## Work to be completed
Copy nothing but the text: reproduce each line of the listing exactly and leave the pictures out.

## Material for the task
----

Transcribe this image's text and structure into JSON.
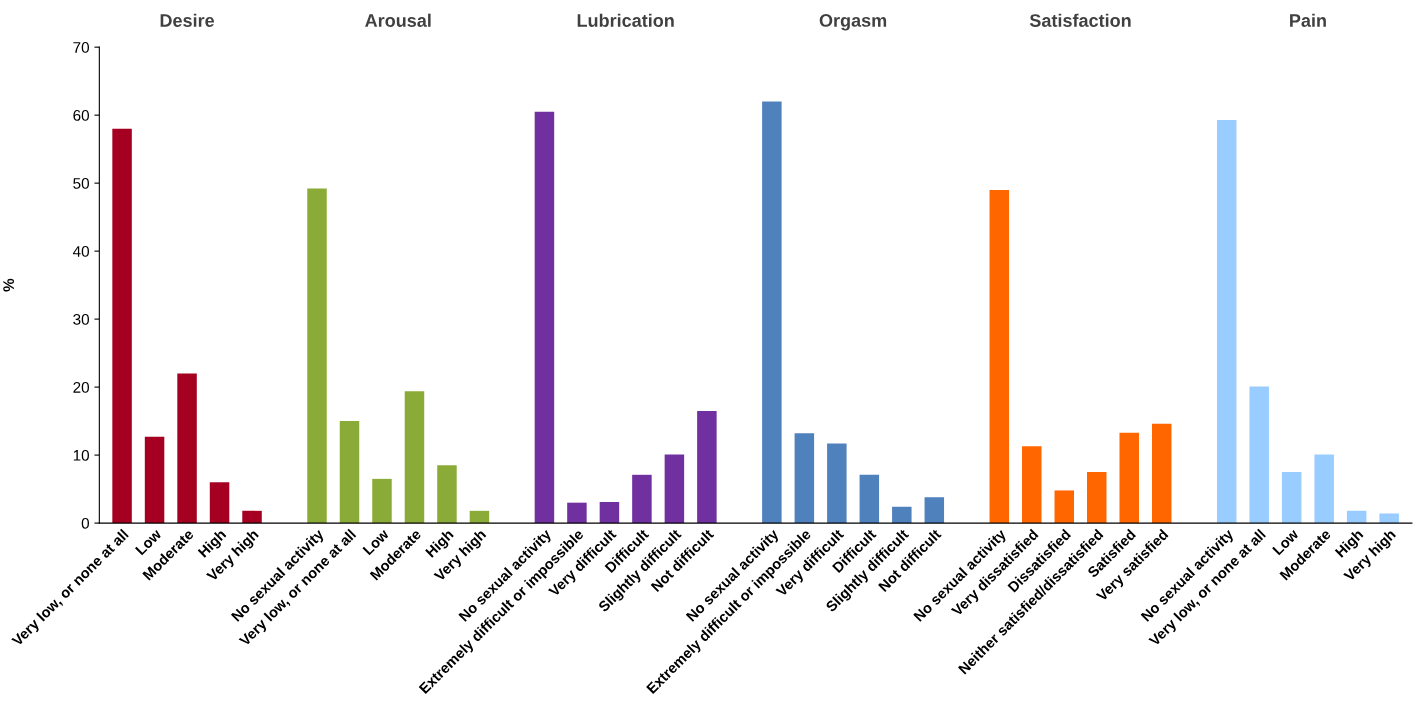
{
  "chart_data": {
    "type": "bar",
    "ylabel": "%",
    "annotations": [
      "Desire",
      "Arousal",
      "Lubrication",
      "Orgasm",
      "Satisfaction",
      "Pain"
    ],
    "categories": [
      "Very low, or none at all",
      "Low",
      "Moderate",
      "High",
      "Very high",
      null,
      "No sexual activity",
      "Very low, or none at all",
      "Low",
      "Moderate",
      "High",
      "Very high",
      null,
      "No sexual activity",
      "Extremely difficult or impossible",
      "Very difficult",
      "Difficult",
      "Slightly difficult",
      "Not difficult",
      null,
      "No sexual activity",
      "Extremely difficult or impossible",
      "Very difficult",
      "Difficult",
      "Slightly difficult",
      "Not difficult",
      null,
      "No sexual activity",
      "Very dissatisfied",
      "Dissatisfied",
      "Neither satisfied/dissatisfied",
      "Satisfied",
      "Very satisfied",
      null,
      "No sexual activity",
      "Very low, or none at all",
      "Low",
      "Moderate",
      "High",
      "Very high"
    ],
    "series": [
      {
        "color": "#a50021",
        "values": [
          58,
          12.7,
          22,
          6,
          1.8,
          null,
          null,
          null,
          null,
          null,
          null,
          null,
          null,
          null,
          null,
          null,
          null,
          null,
          null,
          null,
          null,
          null,
          null,
          null,
          null,
          null,
          null,
          null,
          null,
          null,
          null,
          null,
          null,
          null,
          null,
          null,
          null,
          null,
          null,
          null
        ]
      },
      {
        "color": "#8aab37",
        "values": [
          null,
          null,
          null,
          null,
          null,
          null,
          49.2,
          15,
          6.5,
          19.4,
          8.5,
          1.8,
          null,
          null,
          null,
          null,
          null,
          null,
          null,
          null,
          null,
          null,
          null,
          null,
          null,
          null,
          null,
          null,
          null,
          null,
          null,
          null,
          null,
          null,
          null,
          null,
          null,
          null,
          null,
          null
        ]
      },
      {
        "color": "#7030a0",
        "values": [
          null,
          null,
          null,
          null,
          null,
          null,
          null,
          null,
          null,
          null,
          null,
          null,
          null,
          60.5,
          3,
          3.1,
          7.1,
          10.1,
          16.5,
          null,
          null,
          null,
          null,
          null,
          null,
          null,
          null,
          null,
          null,
          null,
          null,
          null,
          null,
          null,
          null,
          null,
          null,
          null,
          null,
          null
        ]
      },
      {
        "color": "#4f81bd",
        "values": [
          null,
          null,
          null,
          null,
          null,
          null,
          null,
          null,
          null,
          null,
          null,
          null,
          null,
          null,
          null,
          null,
          null,
          null,
          null,
          null,
          62,
          13.2,
          11.7,
          7.1,
          2.4,
          3.8,
          null,
          null,
          null,
          null,
          null,
          null,
          null,
          null,
          null,
          null,
          null,
          null,
          null,
          null
        ]
      },
      {
        "color": "#ff6600",
        "values": [
          null,
          null,
          null,
          null,
          null,
          null,
          null,
          null,
          null,
          null,
          null,
          null,
          null,
          null,
          null,
          null,
          null,
          null,
          null,
          null,
          null,
          null,
          null,
          null,
          null,
          null,
          null,
          49,
          11.3,
          4.8,
          7.5,
          13.3,
          14.6,
          null,
          null,
          null,
          null,
          null,
          null,
          null
        ]
      },
      {
        "color": "#99ccff",
        "values": [
          null,
          null,
          null,
          null,
          null,
          null,
          null,
          null,
          null,
          null,
          null,
          null,
          null,
          null,
          null,
          null,
          null,
          null,
          null,
          null,
          null,
          null,
          null,
          null,
          null,
          null,
          null,
          null,
          null,
          null,
          null,
          null,
          null,
          null,
          59.3,
          20.1,
          7.5,
          10.1,
          1.8,
          1.4
        ]
      }
    ],
    "ylim": [
      0,
      70
    ],
    "yticks": [
      0,
      10,
      20,
      30,
      40,
      50,
      60,
      70
    ],
    "grid": false,
    "legend": false
  }
}
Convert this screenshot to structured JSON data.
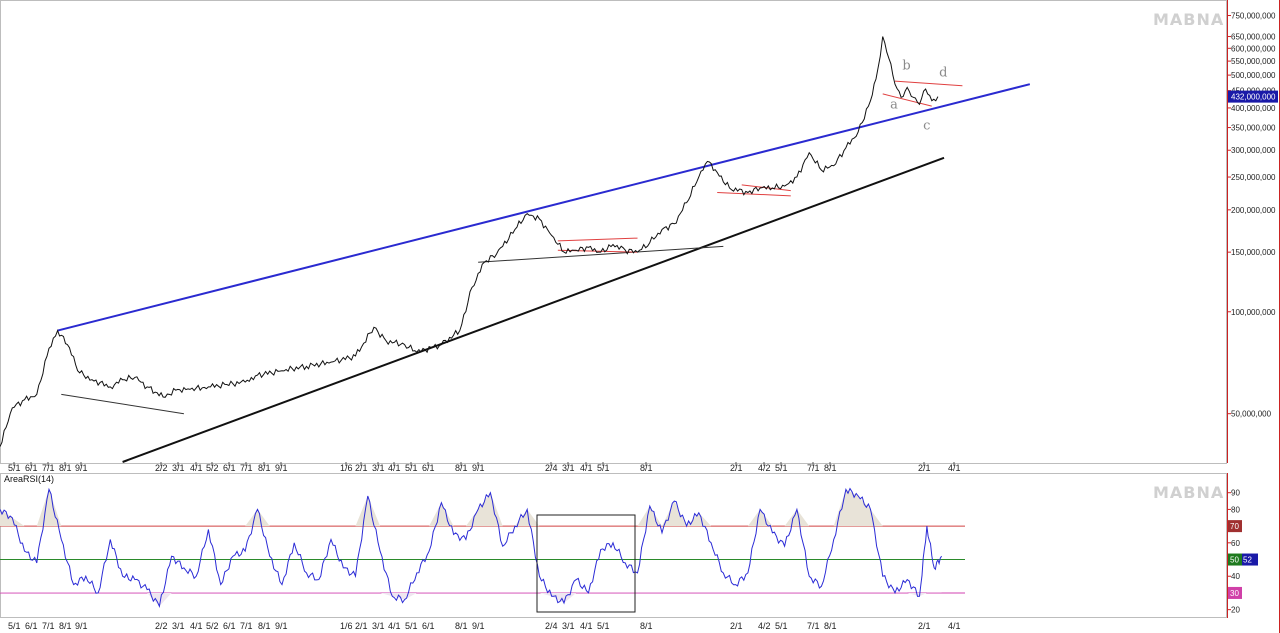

----

## Complete answer
Transcribe this image's text and structure into JSON.
{
  "chart_data": {
    "type": "bar",
    "ylabel": "%",
    "annotations": [
      "Desire",
      "Arousal",
      "Lubrication",
      "Orgasm",
      "Satisfaction",
      "Pain"
    ],
    "categories": [
      "Very low, or none at all",
      "Low",
      "Moderate",
      "High",
      "Very high",
      null,
      "No sexual activity",
      "Very low, or none at all",
      "Low",
      "Moderate",
      "High",
      "Very high",
      null,
      "No sexual activity",
      "Extremely difficult or impossible",
      "Very difficult",
      "Difficult",
      "Slightly difficult",
      "Not difficult",
      null,
      "No sexual activity",
      "Extremely difficult or impossible",
      "Very difficult",
      "Difficult",
      "Slightly difficult",
      "Not difficult",
      null,
      "No sexual activity",
      "Very dissatisfied",
      "Dissatisfied",
      "Neither satisfied/dissatisfied",
      "Satisfied",
      "Very satisfied",
      null,
      "No sexual activity",
      "Very low, or none at all",
      "Low",
      "Moderate",
      "High",
      "Very high"
    ],
    "series": [
      {
        "color": "#a50021",
        "values": [
          58,
          12.7,
          22,
          6,
          1.8,
          null,
          null,
          null,
          null,
          null,
          null,
          null,
          null,
          null,
          null,
          null,
          null,
          null,
          null,
          null,
          null,
          null,
          null,
          null,
          null,
          null,
          null,
          null,
          null,
          null,
          null,
          null,
          null,
          null,
          null,
          null,
          null,
          null,
          null,
          null
        ]
      },
      {
        "color": "#8aab37",
        "values": [
          null,
          null,
          null,
          null,
          null,
          null,
          49.2,
          15,
          6.5,
          19.4,
          8.5,
          1.8,
          null,
          null,
          null,
          null,
          null,
          null,
          null,
          null,
          null,
          null,
          null,
          null,
          null,
          null,
          null,
          null,
          null,
          null,
          null,
          null,
          null,
          null,
          null,
          null,
          null,
          null,
          null,
          null
        ]
      },
      {
        "color": "#7030a0",
        "values": [
          null,
          null,
          null,
          null,
          null,
          null,
          null,
          null,
          null,
          null,
          null,
          null,
          null,
          60.5,
          3,
          3.1,
          7.1,
          10.1,
          16.5,
          null,
          null,
          null,
          null,
          null,
          null,
          null,
          null,
          null,
          null,
          null,
          null,
          null,
          null,
          null,
          null,
          null,
          null,
          null,
          null,
          null
        ]
      },
      {
        "color": "#4f81bd",
        "values": [
          null,
          null,
          null,
          null,
          null,
          null,
          null,
          null,
          null,
          null,
          null,
          null,
          null,
          null,
          null,
          null,
          null,
          null,
          null,
          null,
          62,
          13.2,
          11.7,
          7.1,
          2.4,
          3.8,
          null,
          null,
          null,
          null,
          null,
          null,
          null,
          null,
          null,
          null,
          null,
          null,
          null,
          null
        ]
      },
      {
        "color": "#ff6600",
        "values": [
          null,
          null,
          null,
          null,
          null,
          null,
          null,
          null,
          null,
          null,
          null,
          null,
          null,
          null,
          null,
          null,
          null,
          null,
          null,
          null,
          null,
          null,
          null,
          null,
          null,
          null,
          null,
          49,
          11.3,
          4.8,
          7.5,
          13.3,
          14.6,
          null,
          null,
          null,
          null,
          null,
          null,
          null
        ]
      },
      {
        "color": "#99ccff",
        "values": [
          null,
          null,
          null,
          null,
          null,
          null,
          null,
          null,
          null,
          null,
          null,
          null,
          null,
          null,
          null,
          null,
          null,
          null,
          null,
          null,
          null,
          null,
          null,
          null,
          null,
          null,
          null,
          null,
          null,
          null,
          null,
          null,
          null,
          null,
          59.3,
          20.1,
          7.5,
          10.1,
          1.8,
          1.4
        ]
      }
    ],
    "ylim": [
      0,
      70
    ],
    "yticks": [
      0,
      10,
      20,
      30,
      40,
      50,
      60,
      70
    ],
    "grid": false,
    "legend": false
  }
}
Convert this screenshot to structured JSON data.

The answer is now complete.